Task goal -
Work out how many lines in the entries contain the string "across", and give nothing but that number.

>> Start Information supplied

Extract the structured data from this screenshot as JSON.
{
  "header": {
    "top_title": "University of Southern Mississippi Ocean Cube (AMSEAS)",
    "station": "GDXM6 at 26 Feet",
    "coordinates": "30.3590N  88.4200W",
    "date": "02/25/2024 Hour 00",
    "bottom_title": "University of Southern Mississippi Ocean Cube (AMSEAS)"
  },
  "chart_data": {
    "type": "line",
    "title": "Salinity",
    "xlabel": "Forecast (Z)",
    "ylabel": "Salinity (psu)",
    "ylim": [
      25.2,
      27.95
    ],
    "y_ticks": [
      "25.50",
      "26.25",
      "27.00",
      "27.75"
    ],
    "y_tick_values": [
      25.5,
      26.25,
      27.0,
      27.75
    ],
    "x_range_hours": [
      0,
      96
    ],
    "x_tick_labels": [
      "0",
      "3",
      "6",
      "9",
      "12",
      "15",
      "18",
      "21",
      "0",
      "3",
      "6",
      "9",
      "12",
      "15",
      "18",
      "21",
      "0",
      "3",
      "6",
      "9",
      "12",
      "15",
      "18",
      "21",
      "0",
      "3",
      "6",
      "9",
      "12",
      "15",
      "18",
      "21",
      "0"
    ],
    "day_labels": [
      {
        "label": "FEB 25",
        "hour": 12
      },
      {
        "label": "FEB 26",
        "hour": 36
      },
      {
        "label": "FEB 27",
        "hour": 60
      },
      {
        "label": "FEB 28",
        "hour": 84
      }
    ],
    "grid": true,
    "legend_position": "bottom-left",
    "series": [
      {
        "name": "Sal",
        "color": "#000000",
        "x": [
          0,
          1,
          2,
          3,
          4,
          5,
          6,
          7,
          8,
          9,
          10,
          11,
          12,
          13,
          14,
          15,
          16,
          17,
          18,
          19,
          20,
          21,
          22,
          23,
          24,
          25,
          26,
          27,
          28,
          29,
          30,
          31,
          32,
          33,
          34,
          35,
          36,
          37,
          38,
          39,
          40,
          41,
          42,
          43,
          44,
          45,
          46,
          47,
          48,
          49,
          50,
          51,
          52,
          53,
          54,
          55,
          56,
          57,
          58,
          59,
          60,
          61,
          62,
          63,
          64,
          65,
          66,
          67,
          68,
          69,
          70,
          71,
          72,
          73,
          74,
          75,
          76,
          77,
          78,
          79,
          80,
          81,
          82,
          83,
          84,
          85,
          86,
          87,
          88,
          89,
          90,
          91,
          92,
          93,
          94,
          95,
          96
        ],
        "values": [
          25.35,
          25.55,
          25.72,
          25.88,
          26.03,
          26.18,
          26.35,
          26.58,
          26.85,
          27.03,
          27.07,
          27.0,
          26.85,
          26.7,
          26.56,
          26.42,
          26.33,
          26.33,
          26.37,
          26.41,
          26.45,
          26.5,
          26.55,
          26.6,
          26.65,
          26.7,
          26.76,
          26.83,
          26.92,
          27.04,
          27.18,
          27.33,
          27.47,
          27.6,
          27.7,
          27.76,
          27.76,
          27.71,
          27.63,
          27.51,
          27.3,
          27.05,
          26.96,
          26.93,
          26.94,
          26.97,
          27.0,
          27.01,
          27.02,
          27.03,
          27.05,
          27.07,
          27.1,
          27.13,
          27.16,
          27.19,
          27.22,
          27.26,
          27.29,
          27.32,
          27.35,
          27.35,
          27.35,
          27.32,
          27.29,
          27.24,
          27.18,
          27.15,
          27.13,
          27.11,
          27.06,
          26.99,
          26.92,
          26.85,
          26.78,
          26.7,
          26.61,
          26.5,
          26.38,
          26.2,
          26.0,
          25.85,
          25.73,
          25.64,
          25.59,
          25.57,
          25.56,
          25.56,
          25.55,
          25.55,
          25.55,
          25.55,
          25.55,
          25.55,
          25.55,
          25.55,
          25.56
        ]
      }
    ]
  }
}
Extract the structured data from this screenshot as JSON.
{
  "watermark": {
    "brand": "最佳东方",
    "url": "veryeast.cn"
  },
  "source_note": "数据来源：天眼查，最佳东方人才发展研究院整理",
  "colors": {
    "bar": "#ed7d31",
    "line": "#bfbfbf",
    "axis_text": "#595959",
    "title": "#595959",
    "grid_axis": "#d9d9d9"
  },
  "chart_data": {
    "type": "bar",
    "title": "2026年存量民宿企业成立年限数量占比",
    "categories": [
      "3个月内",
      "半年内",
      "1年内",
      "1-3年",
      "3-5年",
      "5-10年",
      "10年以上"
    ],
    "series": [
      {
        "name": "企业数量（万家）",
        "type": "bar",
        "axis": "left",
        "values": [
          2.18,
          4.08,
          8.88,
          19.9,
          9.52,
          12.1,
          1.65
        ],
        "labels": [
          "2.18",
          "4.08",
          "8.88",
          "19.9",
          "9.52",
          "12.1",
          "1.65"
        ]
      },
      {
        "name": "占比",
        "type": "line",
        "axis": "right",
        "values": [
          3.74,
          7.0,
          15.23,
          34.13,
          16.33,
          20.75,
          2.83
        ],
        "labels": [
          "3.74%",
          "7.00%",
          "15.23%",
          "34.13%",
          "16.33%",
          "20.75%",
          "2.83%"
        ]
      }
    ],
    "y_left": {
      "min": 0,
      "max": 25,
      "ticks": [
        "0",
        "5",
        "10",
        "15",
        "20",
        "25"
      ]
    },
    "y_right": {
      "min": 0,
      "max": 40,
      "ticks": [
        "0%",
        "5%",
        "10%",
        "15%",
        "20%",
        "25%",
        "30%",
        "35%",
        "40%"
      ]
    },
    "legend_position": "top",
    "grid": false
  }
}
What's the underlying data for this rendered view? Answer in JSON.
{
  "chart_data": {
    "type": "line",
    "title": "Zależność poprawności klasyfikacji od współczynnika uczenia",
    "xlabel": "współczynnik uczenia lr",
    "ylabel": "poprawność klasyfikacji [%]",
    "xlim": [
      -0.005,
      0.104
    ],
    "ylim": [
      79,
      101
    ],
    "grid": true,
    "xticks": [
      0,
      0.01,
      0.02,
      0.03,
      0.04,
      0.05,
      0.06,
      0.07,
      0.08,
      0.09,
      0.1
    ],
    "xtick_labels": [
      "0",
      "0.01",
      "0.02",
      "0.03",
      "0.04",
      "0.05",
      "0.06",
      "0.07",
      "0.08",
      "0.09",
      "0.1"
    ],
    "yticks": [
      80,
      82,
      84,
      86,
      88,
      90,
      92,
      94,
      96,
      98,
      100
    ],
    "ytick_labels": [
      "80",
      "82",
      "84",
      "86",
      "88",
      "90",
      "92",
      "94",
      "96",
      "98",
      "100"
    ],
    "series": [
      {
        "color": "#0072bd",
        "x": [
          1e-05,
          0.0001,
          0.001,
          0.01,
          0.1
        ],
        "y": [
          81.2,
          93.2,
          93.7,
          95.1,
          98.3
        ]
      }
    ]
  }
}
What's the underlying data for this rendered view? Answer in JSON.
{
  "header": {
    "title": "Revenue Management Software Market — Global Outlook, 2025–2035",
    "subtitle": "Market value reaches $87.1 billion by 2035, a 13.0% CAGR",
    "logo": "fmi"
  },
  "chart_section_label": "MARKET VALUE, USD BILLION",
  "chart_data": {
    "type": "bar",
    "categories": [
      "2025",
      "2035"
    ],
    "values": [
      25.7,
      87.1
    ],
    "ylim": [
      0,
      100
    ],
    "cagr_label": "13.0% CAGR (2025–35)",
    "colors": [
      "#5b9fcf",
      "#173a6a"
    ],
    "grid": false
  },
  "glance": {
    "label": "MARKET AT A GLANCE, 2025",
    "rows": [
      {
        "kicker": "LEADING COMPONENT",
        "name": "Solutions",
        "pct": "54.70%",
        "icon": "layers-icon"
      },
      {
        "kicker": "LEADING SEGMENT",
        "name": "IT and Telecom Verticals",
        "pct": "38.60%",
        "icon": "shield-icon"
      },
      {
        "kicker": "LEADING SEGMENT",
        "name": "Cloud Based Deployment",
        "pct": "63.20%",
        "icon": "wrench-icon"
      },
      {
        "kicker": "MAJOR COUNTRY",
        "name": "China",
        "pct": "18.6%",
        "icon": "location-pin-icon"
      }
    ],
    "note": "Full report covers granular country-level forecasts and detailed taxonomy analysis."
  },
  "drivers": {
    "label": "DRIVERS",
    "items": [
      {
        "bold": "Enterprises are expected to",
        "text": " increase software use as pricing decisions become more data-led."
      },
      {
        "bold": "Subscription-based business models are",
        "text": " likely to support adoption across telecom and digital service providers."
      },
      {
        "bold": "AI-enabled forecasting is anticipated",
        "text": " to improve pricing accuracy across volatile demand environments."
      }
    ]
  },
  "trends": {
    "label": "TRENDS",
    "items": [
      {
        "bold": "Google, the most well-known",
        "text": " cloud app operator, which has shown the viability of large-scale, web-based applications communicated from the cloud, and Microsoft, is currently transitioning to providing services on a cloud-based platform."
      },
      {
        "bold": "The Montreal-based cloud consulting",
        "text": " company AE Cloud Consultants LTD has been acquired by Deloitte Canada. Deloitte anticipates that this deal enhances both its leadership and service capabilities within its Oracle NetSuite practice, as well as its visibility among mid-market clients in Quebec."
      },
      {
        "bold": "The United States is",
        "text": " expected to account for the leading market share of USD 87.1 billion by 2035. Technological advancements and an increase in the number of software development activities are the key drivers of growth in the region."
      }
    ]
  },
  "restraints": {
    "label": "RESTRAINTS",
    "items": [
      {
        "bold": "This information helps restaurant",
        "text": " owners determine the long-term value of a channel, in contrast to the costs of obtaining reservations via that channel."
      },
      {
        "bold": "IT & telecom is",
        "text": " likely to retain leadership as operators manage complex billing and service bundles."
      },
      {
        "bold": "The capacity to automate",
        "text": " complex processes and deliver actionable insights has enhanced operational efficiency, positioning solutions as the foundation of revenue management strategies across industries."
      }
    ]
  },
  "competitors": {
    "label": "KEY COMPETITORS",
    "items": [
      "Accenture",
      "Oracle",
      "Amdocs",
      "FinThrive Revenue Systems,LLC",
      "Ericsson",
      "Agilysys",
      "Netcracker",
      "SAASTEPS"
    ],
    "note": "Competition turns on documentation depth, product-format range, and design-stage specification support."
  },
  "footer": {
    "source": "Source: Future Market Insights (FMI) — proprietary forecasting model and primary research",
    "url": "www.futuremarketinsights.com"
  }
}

>> End Information supplied

Task answer -
3